Structured figure records
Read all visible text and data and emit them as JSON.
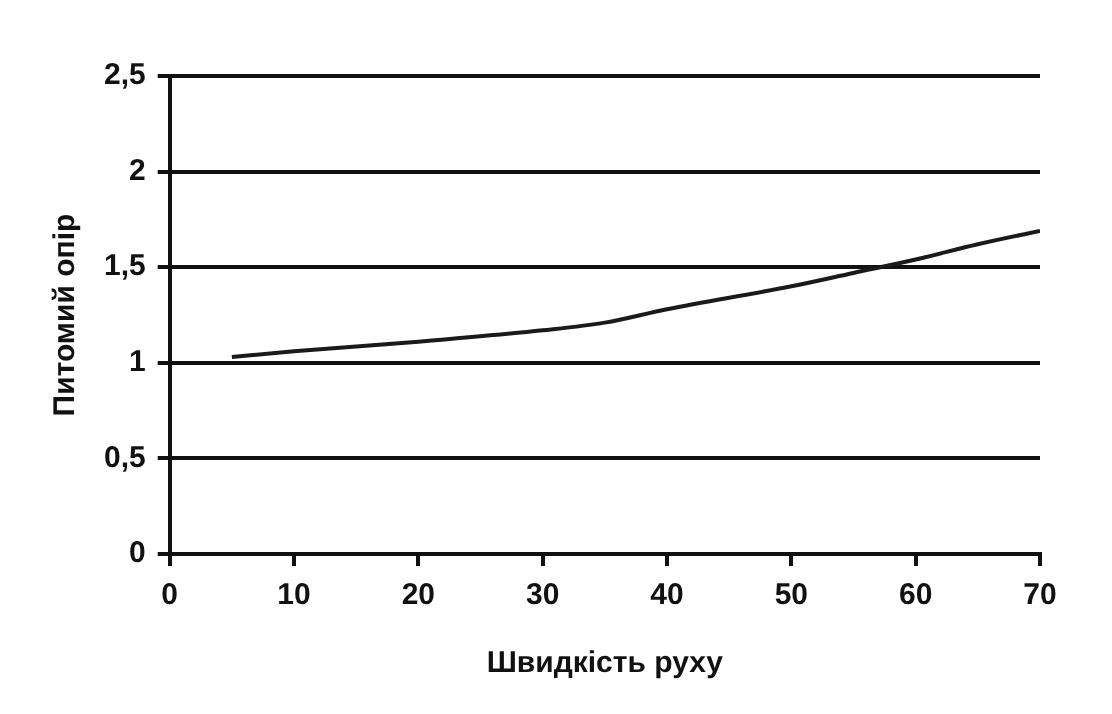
{
  "chart_data": {
    "type": "line",
    "xlabel": "Швидкість руху",
    "ylabel": "Питомий опір",
    "x": [
      5,
      10,
      20,
      30,
      35,
      40,
      50,
      55,
      60,
      65,
      70
    ],
    "series": [
      {
        "color": "#1a1a1a",
        "values": [
          1.03,
          1.06,
          1.11,
          1.17,
          1.21,
          1.28,
          1.4,
          1.47,
          1.54,
          1.62,
          1.69
        ]
      }
    ],
    "xlim": [
      0,
      70
    ],
    "xticks": [
      0,
      10,
      20,
      30,
      40,
      50,
      60,
      70
    ],
    "ylim": [
      0,
      2.5
    ],
    "yticks": [
      0,
      {
        "value": 0.5,
        "label": "0,5"
      },
      1,
      {
        "value": 1.5,
        "label": "1,5"
      },
      2,
      {
        "value": 2.5,
        "label": "2,5"
      }
    ],
    "grid": "y",
    "marker": "none",
    "line_style": "solid"
  }
}
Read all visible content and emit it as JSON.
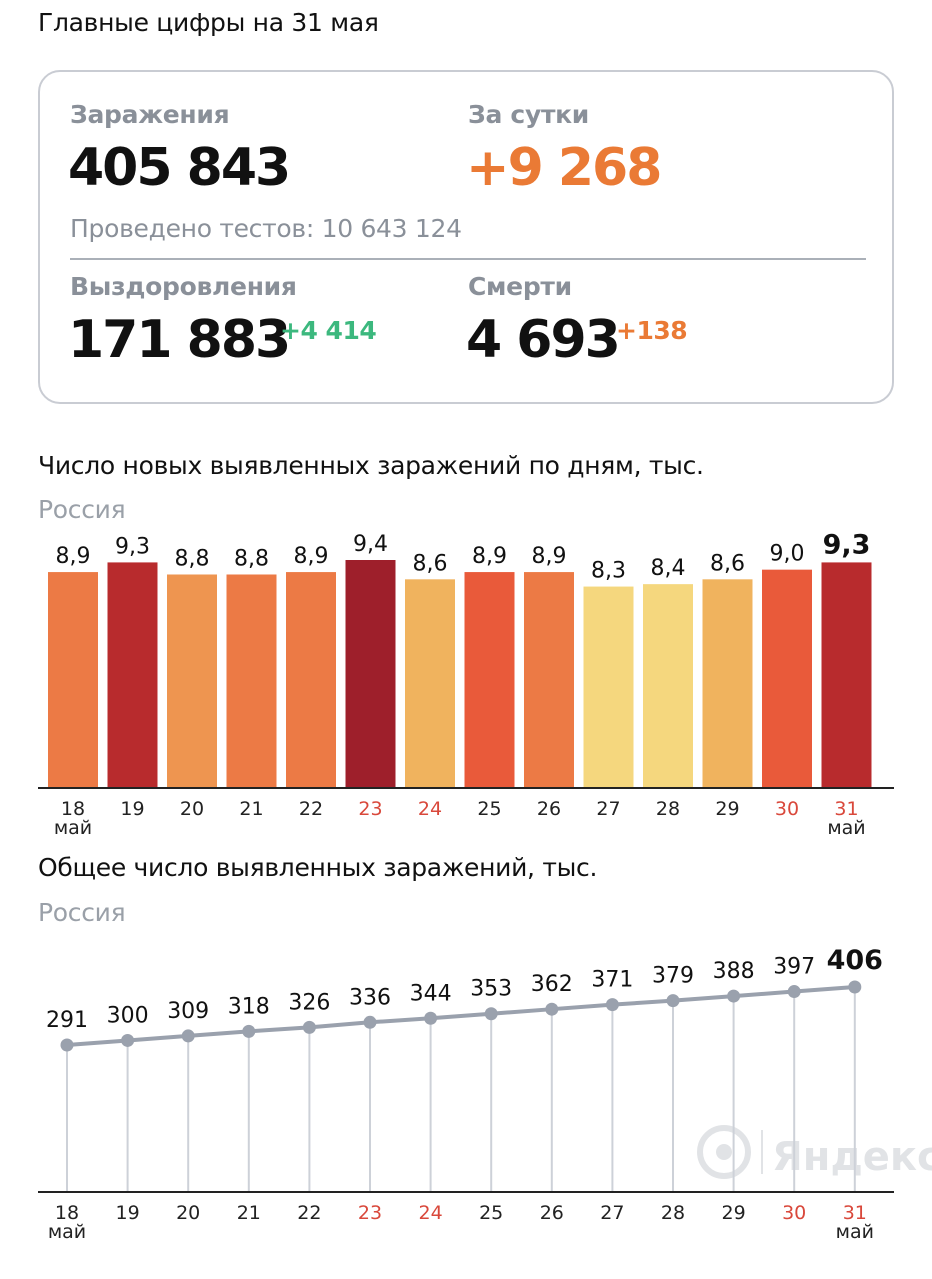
{
  "header": {
    "title": "Главные цифры на 31 мая"
  },
  "stats": {
    "infections_label": "Заражения",
    "infections_value": "405 843",
    "daily_label": "За сутки",
    "daily_value": "+9 268",
    "tests_text": "Проведено тестов: 10 643 124",
    "recovered_label": "Выздоровления",
    "recovered_value": "171 883",
    "recovered_delta": "+4 414",
    "deaths_label": "Смерти",
    "deaths_value": "4 693",
    "deaths_delta": "+138"
  },
  "colors": {
    "accent_orange": "#ea7a35",
    "accent_green": "#3cb87e",
    "muted_text": "#8a9099",
    "weekend_label": "#d9483b",
    "line": "#9aa1ad"
  },
  "chart_data": [
    {
      "type": "bar",
      "title": "Число новых выявленных заражений по дням, тыс.",
      "subtitle": "Россия",
      "categories": [
        "18",
        "19",
        "20",
        "21",
        "22",
        "23",
        "24",
        "25",
        "26",
        "27",
        "28",
        "29",
        "30",
        "31"
      ],
      "month_labels": {
        "first": "май",
        "last": "май"
      },
      "values": [
        8.9,
        9.3,
        8.8,
        8.8,
        8.9,
        9.4,
        8.6,
        8.9,
        8.9,
        8.3,
        8.4,
        8.6,
        9.0,
        9.3
      ],
      "value_labels": [
        "8,9",
        "9,3",
        "8,8",
        "8,8",
        "8,9",
        "9,4",
        "8,6",
        "8,9",
        "8,9",
        "8,3",
        "8,4",
        "8,6",
        "9,0",
        "9,3"
      ],
      "bar_colors": [
        "#ec7a45",
        "#b82b2d",
        "#ee9550",
        "#ec7a45",
        "#ec7a45",
        "#9e1f2b",
        "#f0b35e",
        "#e95a3a",
        "#ec7a45",
        "#f5d77e",
        "#f5d77e",
        "#f0b35e",
        "#e95a3a",
        "#b82b2d"
      ],
      "weekend_categories": [
        "23",
        "24",
        "30",
        "31"
      ]
    },
    {
      "type": "line",
      "title": "Общее число выявленных заражений, тыс.",
      "subtitle": "Россия",
      "categories": [
        "18",
        "19",
        "20",
        "21",
        "22",
        "23",
        "24",
        "25",
        "26",
        "27",
        "28",
        "29",
        "30",
        "31"
      ],
      "month_labels": {
        "first": "май",
        "last": "май"
      },
      "values": [
        291,
        300,
        309,
        318,
        326,
        336,
        344,
        353,
        362,
        371,
        379,
        388,
        397,
        406
      ],
      "weekend_categories": [
        "23",
        "24",
        "30",
        "31"
      ],
      "watermark": "Яндекс"
    }
  ]
}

> _Set exercise_: Count the lines above that contain the word "visible", and reply with only that number.

> _Completed exercise_: 2